Goal of the exercise> Repeat the listing in full, preserving every character.

Raw data>

———

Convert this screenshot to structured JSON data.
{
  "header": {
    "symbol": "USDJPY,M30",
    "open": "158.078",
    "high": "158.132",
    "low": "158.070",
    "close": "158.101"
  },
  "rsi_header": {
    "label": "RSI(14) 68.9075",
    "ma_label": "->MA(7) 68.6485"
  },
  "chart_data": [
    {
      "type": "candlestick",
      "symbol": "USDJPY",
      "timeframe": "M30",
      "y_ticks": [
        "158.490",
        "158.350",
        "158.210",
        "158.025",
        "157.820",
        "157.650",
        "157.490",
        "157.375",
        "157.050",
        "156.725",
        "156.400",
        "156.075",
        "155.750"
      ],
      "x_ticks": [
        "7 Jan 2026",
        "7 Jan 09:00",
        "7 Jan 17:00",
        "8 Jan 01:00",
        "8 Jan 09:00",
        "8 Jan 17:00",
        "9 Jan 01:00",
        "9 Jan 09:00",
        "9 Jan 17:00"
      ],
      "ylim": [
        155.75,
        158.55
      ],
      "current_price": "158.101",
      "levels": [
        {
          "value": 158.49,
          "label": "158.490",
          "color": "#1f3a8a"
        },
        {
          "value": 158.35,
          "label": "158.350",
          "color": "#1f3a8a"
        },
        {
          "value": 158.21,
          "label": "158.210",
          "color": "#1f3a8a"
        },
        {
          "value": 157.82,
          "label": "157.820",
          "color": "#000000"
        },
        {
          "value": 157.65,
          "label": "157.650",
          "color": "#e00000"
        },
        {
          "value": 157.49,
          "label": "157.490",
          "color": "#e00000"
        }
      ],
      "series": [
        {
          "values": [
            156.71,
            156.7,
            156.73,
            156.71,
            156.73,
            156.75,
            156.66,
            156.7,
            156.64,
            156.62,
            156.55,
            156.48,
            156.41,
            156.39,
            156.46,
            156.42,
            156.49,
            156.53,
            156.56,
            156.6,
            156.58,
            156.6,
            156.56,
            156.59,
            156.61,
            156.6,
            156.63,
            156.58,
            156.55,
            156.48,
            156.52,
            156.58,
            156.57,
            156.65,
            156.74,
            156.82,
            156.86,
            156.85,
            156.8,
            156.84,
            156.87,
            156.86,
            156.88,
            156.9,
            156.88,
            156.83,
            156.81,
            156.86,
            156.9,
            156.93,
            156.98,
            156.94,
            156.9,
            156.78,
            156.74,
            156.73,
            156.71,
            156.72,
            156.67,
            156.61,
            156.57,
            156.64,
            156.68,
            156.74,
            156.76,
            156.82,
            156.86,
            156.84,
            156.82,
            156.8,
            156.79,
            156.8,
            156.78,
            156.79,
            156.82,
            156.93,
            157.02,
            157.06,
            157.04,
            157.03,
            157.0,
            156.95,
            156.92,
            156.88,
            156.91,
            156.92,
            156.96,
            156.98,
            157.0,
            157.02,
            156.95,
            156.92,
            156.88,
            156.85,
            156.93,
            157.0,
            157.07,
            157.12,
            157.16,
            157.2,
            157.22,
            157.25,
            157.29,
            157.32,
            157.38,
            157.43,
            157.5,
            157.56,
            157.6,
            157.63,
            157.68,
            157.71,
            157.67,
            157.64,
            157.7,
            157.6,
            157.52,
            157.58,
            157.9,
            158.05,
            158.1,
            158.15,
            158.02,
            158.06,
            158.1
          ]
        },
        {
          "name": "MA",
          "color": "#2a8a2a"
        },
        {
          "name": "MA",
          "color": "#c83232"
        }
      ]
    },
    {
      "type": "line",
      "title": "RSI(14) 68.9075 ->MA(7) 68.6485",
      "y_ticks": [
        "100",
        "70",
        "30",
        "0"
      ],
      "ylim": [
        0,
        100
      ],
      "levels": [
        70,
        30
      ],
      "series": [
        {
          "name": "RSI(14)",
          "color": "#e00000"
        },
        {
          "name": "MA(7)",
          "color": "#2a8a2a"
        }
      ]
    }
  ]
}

———

Task result>
Convert this screenshot to structured JSON data.
{
  "header": {
    "symbol": "USDJPY,M30",
    "open": "158.078",
    "high": "158.132",
    "low": "158.070",
    "close": "158.101"
  },
  "rsi_header": {
    "label": "RSI(14) 68.9075",
    "ma_label": "->MA(7) 68.6485"
  },
  "chart_data": [
    {
      "type": "candlestick",
      "symbol": "USDJPY",
      "timeframe": "M30",
      "y_ticks": [
        "158.490",
        "158.350",
        "158.210",
        "158.025",
        "157.820",
        "157.650",
        "157.490",
        "157.375",
        "157.050",
        "156.725",
        "156.400",
        "156.075",
        "155.750"
      ],
      "x_ticks": [
        "7 Jan 2026",
        "7 Jan 09:00",
        "7 Jan 17:00",
        "8 Jan 01:00",
        "8 Jan 09:00",
        "8 Jan 17:00",
        "9 Jan 01:00",
        "9 Jan 09:00",
        "9 Jan 17:00"
      ],
      "ylim": [
        155.75,
        158.55
      ],
      "current_price": "158.101",
      "levels": [
        {
          "value": 158.49,
          "label": "158.490",
          "color": "#1f3a8a"
        },
        {
          "value": 158.35,
          "label": "158.350",
          "color": "#1f3a8a"
        },
        {
          "value": 158.21,
          "label": "158.210",
          "color": "#1f3a8a"
        },
        {
          "value": 157.82,
          "label": "157.820",
          "color": "#000000"
        },
        {
          "value": 157.65,
          "label": "157.650",
          "color": "#e00000"
        },
        {
          "value": 157.49,
          "label": "157.490",
          "color": "#e00000"
        }
      ],
      "series": [
        {
          "values": [
            156.71,
            156.7,
            156.73,
            156.71,
            156.73,
            156.75,
            156.66,
            156.7,
            156.64,
            156.62,
            156.55,
            156.48,
            156.41,
            156.39,
            156.46,
            156.42,
            156.49,
            156.53,
            156.56,
            156.6,
            156.58,
            156.6,
            156.56,
            156.59,
            156.61,
            156.6,
            156.63,
            156.58,
            156.55,
            156.48,
            156.52,
            156.58,
            156.57,
            156.65,
            156.74,
            156.82,
            156.86,
            156.85,
            156.8,
            156.84,
            156.87,
            156.86,
            156.88,
            156.9,
            156.88,
            156.83,
            156.81,
            156.86,
            156.9,
            156.93,
            156.98,
            156.94,
            156.9,
            156.78,
            156.74,
            156.73,
            156.71,
            156.72,
            156.67,
            156.61,
            156.57,
            156.64,
            156.68,
            156.74,
            156.76,
            156.82,
            156.86,
            156.84,
            156.82,
            156.8,
            156.79,
            156.8,
            156.78,
            156.79,
            156.82,
            156.93,
            157.02,
            157.06,
            157.04,
            157.03,
            157.0,
            156.95,
            156.92,
            156.88,
            156.91,
            156.92,
            156.96,
            156.98,
            157.0,
            157.02,
            156.95,
            156.92,
            156.88,
            156.85,
            156.93,
            157.0,
            157.07,
            157.12,
            157.16,
            157.2,
            157.22,
            157.25,
            157.29,
            157.32,
            157.38,
            157.43,
            157.5,
            157.56,
            157.6,
            157.63,
            157.68,
            157.71,
            157.67,
            157.64,
            157.7,
            157.6,
            157.52,
            157.58,
            157.9,
            158.05,
            158.1,
            158.15,
            158.02,
            158.06,
            158.1
          ]
        },
        {
          "name": "MA",
          "color": "#2a8a2a"
        },
        {
          "name": "MA",
          "color": "#c83232"
        }
      ]
    },
    {
      "type": "line",
      "title": "RSI(14) 68.9075 ->MA(7) 68.6485",
      "y_ticks": [
        "100",
        "70",
        "30",
        "0"
      ],
      "ylim": [
        0,
        100
      ],
      "levels": [
        70,
        30
      ],
      "series": [
        {
          "name": "RSI(14)",
          "color": "#e00000"
        },
        {
          "name": "MA(7)",
          "color": "#2a8a2a"
        }
      ]
    }
  ]
}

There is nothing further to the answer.